Provided passage>
· · · ·

From: snowe@rain.org (Nick Halloway)
Newsgroups: sci.math
Subject: Determining finite groups
Date: 15 Feb 96 02:32:22 GMT
Does the number of elements of various orders determine a finite group up to
isomorphism? For example, C_4 has 1 element order 1, 1 element order
2 and 2 elements order 4; C_2 x C_2 has 1 element order 1 and 3
elements order 2.
This information determines finite abelian groups; is it enough to
specify any finite group?
If not, do the sizes of conjugacy classes, together with the orders
of their elements, determine a finite group up to isomorphism? e.g.
for C_2 x C_2 you would be given information:
1 conjugacy class of size 1, elements of order 1
3 conjugacy classes of size 1, elements of order 2.
Can you transform a given finite group by redefining operations on
the elements in some way so that the number of elements of different
orders remains the same, but the group is not isomorphic to the
original group?
One thought I had was, given a group (G,*), define a group (G,&) by
g&h = h*g. But then the two groups are isomorphic since g --> g^(-1)
is an isomorphism.
==============================================================================
From: rusin@vesuvius.math.niu.edu (Dave Rusin)

· · · ·

Box coordinate listings

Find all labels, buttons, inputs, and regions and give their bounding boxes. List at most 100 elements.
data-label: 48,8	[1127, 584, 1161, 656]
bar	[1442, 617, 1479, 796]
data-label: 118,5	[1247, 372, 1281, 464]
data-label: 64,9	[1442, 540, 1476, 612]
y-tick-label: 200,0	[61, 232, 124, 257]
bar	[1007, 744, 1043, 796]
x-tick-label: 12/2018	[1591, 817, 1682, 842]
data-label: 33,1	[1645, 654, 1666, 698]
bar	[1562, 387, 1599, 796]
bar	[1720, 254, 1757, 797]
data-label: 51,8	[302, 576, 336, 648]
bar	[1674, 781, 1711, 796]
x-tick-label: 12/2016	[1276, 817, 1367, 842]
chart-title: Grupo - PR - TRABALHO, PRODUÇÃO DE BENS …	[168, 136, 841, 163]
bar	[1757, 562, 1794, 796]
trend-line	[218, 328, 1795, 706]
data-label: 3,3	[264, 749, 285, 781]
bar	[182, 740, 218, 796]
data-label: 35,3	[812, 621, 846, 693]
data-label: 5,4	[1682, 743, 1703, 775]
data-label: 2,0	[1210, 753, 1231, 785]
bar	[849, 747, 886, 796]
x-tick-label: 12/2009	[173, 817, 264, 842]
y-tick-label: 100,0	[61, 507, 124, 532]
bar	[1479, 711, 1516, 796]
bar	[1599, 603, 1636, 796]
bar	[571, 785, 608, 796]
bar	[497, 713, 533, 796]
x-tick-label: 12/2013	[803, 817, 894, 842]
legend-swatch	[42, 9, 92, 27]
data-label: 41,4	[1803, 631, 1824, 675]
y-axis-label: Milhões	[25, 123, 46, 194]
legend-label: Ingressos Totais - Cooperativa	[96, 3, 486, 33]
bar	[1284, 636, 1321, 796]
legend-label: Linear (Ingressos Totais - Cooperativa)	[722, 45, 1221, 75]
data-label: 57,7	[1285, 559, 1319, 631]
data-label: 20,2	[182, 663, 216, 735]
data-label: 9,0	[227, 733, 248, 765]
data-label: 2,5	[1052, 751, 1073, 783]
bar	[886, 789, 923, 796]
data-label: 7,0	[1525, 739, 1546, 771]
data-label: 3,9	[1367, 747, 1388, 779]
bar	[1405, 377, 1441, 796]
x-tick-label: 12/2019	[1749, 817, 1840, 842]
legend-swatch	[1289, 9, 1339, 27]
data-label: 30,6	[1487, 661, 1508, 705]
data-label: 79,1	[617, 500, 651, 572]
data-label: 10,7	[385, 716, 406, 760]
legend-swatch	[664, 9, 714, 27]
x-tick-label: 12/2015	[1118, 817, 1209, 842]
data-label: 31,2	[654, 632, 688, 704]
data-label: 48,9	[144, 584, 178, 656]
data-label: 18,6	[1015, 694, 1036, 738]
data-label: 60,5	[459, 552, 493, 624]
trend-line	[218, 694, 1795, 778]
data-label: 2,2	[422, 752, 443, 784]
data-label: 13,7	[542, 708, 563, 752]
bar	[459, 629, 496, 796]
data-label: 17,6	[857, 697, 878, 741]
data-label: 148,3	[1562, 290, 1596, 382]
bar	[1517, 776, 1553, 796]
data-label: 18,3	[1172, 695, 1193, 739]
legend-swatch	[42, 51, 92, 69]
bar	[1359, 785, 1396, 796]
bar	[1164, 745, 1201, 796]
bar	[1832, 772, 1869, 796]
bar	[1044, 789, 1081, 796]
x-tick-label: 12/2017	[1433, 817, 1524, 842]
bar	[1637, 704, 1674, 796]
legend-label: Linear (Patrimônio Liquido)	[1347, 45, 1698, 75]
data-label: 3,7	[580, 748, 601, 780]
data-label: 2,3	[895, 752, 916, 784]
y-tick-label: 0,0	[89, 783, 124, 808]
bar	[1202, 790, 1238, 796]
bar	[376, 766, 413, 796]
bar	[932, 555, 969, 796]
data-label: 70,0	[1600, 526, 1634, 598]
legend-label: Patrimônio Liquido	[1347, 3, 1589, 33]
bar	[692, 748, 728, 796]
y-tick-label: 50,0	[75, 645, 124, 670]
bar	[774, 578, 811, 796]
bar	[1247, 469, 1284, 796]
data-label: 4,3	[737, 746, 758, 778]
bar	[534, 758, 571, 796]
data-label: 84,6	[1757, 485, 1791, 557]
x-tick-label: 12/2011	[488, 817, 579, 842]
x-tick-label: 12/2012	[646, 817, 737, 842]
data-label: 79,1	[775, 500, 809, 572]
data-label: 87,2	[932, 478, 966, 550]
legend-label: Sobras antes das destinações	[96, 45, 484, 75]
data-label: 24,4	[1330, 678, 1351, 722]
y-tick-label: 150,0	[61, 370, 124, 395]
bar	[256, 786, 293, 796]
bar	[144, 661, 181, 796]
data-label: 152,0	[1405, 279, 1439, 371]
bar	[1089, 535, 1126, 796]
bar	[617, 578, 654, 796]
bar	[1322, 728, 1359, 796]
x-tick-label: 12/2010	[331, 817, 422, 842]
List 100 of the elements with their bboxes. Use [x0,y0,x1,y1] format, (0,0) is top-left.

· · · ·

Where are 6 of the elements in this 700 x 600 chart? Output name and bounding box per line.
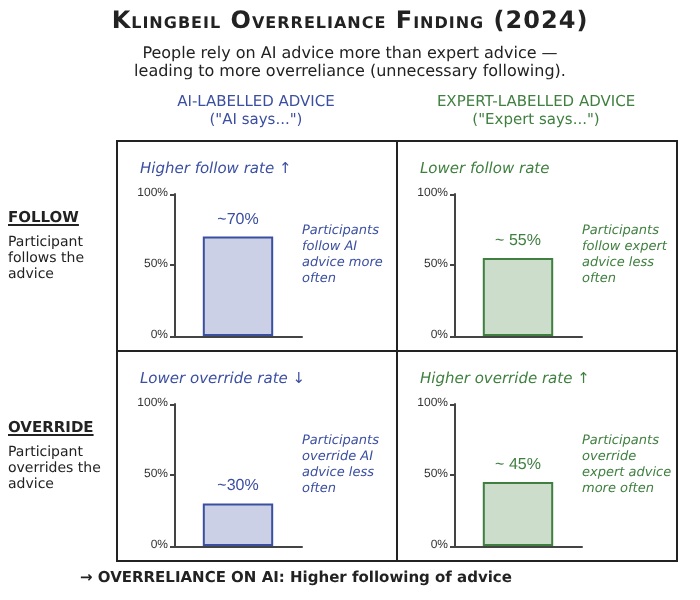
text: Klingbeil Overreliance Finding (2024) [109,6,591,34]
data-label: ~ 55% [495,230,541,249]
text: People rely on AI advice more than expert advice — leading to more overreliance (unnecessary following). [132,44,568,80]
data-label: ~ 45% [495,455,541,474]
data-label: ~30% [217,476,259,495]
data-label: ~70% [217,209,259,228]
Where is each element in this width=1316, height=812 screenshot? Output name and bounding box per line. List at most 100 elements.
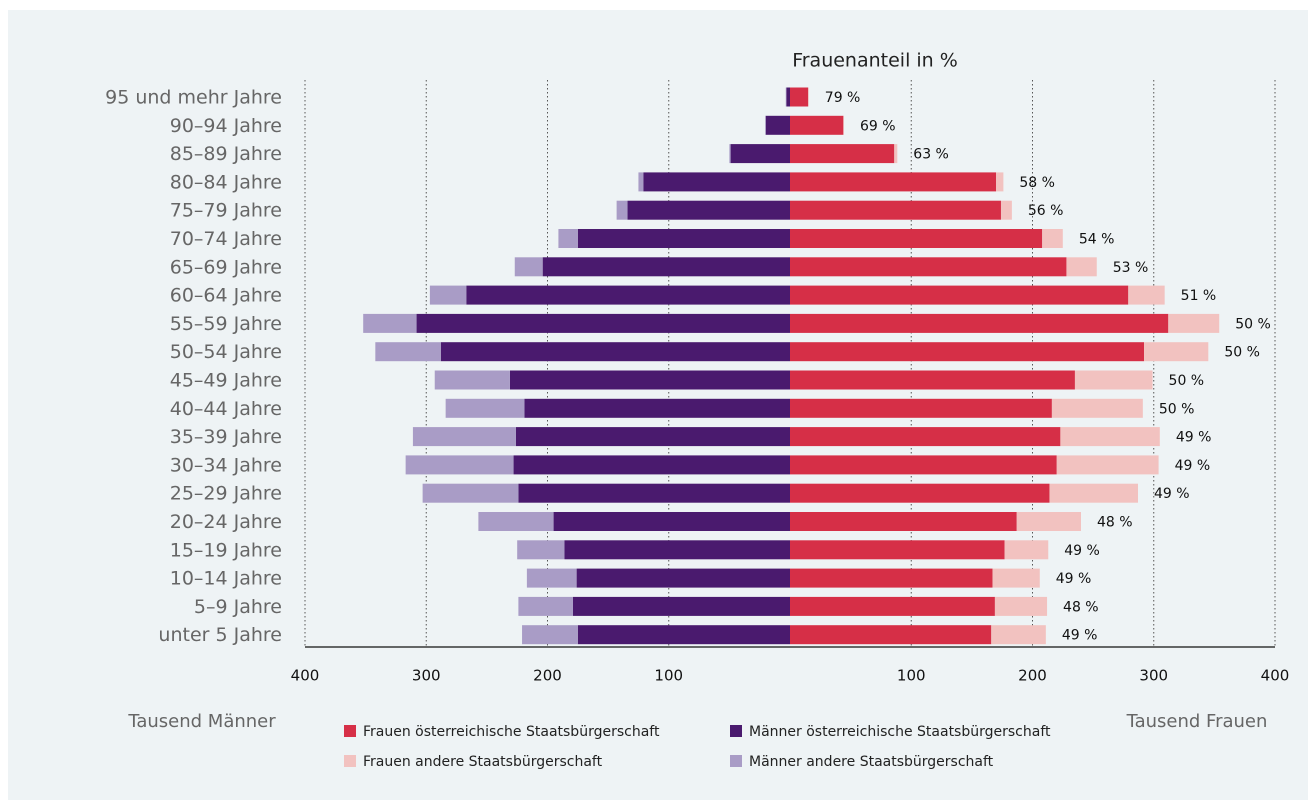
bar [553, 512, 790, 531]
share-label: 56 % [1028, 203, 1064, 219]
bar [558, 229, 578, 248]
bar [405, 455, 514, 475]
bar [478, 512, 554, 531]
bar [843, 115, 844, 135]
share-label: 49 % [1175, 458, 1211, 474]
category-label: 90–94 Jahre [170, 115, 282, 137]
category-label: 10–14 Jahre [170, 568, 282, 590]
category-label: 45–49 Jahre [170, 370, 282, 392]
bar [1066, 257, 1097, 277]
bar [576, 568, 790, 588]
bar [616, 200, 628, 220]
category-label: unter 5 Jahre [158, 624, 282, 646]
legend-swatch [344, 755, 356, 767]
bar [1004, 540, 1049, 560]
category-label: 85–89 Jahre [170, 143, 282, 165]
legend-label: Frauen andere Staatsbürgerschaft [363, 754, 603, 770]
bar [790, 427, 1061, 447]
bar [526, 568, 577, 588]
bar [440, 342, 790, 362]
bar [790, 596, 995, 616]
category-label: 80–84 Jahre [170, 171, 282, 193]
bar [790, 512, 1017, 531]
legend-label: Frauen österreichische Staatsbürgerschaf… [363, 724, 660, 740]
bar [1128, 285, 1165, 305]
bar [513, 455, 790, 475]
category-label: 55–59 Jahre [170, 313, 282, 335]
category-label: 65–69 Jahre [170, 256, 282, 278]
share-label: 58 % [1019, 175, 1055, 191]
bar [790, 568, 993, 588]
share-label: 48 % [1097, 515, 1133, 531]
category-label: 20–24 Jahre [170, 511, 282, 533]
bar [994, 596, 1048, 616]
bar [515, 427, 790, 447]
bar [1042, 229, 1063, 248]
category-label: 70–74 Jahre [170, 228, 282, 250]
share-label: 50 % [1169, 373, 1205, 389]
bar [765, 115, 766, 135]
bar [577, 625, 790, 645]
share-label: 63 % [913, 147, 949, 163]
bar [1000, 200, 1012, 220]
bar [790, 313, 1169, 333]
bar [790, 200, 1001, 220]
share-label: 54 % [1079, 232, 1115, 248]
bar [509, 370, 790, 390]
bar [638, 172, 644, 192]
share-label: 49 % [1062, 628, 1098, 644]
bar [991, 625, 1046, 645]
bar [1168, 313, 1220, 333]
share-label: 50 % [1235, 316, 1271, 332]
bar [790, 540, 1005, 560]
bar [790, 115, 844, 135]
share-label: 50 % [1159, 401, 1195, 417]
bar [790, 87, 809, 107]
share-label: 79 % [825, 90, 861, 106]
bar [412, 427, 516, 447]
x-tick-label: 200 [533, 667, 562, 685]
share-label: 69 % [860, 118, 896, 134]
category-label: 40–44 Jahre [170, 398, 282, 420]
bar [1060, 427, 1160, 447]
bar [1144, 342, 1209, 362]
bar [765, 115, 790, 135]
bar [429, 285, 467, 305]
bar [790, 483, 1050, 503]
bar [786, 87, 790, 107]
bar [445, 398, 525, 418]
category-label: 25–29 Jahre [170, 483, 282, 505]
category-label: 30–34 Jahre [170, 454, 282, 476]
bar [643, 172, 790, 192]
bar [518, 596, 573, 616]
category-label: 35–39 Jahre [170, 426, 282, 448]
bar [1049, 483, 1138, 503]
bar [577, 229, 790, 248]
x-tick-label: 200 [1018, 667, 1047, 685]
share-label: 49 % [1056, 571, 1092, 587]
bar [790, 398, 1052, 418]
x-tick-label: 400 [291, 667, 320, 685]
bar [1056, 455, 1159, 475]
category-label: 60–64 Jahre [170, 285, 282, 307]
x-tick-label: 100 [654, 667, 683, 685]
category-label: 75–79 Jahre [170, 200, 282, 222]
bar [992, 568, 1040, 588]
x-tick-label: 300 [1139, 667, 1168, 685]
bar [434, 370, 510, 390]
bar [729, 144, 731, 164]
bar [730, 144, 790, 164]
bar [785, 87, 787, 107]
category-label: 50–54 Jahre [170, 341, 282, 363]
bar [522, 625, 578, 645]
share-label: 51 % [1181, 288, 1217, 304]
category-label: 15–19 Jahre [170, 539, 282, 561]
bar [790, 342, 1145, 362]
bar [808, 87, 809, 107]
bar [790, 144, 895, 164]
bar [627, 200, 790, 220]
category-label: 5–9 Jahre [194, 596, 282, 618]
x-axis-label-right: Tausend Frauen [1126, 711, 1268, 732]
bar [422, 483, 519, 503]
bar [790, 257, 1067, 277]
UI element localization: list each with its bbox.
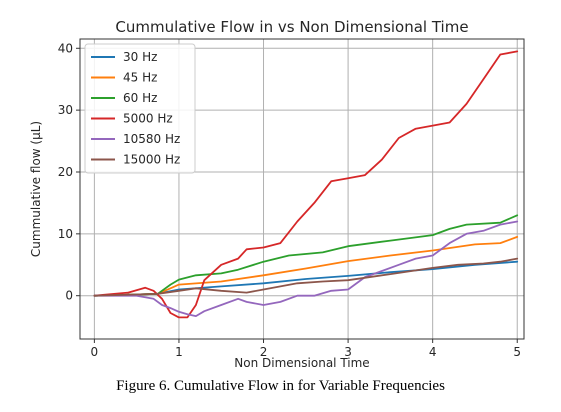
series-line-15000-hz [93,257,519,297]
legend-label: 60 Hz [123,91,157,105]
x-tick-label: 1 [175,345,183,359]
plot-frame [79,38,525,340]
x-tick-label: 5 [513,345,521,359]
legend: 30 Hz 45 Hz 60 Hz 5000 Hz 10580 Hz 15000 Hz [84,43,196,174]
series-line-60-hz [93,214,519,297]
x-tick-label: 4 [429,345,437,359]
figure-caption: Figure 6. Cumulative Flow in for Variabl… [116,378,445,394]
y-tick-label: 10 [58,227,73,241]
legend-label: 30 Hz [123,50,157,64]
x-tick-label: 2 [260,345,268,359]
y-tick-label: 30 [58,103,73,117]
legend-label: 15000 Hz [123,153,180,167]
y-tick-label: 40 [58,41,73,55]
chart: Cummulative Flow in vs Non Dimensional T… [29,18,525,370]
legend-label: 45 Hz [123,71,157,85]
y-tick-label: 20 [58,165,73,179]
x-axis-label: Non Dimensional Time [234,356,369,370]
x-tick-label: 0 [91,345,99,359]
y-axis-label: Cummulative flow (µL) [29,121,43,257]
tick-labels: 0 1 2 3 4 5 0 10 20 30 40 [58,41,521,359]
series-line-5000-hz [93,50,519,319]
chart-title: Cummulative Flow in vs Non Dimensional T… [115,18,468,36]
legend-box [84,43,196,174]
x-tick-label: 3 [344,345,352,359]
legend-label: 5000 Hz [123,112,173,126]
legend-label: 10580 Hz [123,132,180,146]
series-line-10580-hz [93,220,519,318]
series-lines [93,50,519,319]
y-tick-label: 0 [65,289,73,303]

· · · ·

What you need to do>
A: In the finite groups post, what map shows that (G,&) is isomorphic to (G,*)?
B: Continue the finite groups post from where it stops.
The listings have no connection to the finite groups post.

Outputs>
A: The map g --> g^(-1).

B:
Newsgroups: sci.math
Subject: Re: Determining finite groups
Date: 15 Feb 1996 18:40:43 GMT
In article , Nick Halloway wrote:
>Does the number of elements of various orders determine a finite group up to
>isomorphism? For example, C_4 has 1 element order 1, 1 element order
>2 and 2 elements order 4; C_2 x C_2 has 1 element order 1 and 3
>elements order 2.
>
>This information determines finite abelian groups; is it enough to
>specify any finite group?
No. For example, for any odd prime p there is a non-abelian group of order
p^3 all of whose non-identity elements have order p.
>If not, do the sizes of conjugacy classes, together with the orders
>of their elements, determine a finite group up to isomorphism? e.g.
>for C_2 x C_2 you would be given information:
>
>1 conjugacy class of size 1, elements of order 1
>3 conjugacy classes of size 1, elements of order 2.
Still no. There's probably a pretty small example, but I can come pretty close
to an existence proof. You might enjoy trying to see if you can actually
make it work.
Consider a group G of order p^n (p a prime). The
conjugacy class of an element x is the orbit of x under the action of G
on itself by conjugation, and so is in a natural way in one-to-one
correspondence with G/Stab(x) = G/Centralizer(x). In particular, this
is of order p^k for some k < n. Also the order of x is p^m
for some m <= n. You intend to store the numbers a_{k,m}(G) =
number of classes of cardinality p^k of elements of order p^m. Thus
you have at most n^2 integers, all at most equal to p^n. There are
thus only (p^n)^(n^2) = p^(n^3) different invariants you are storing
for G.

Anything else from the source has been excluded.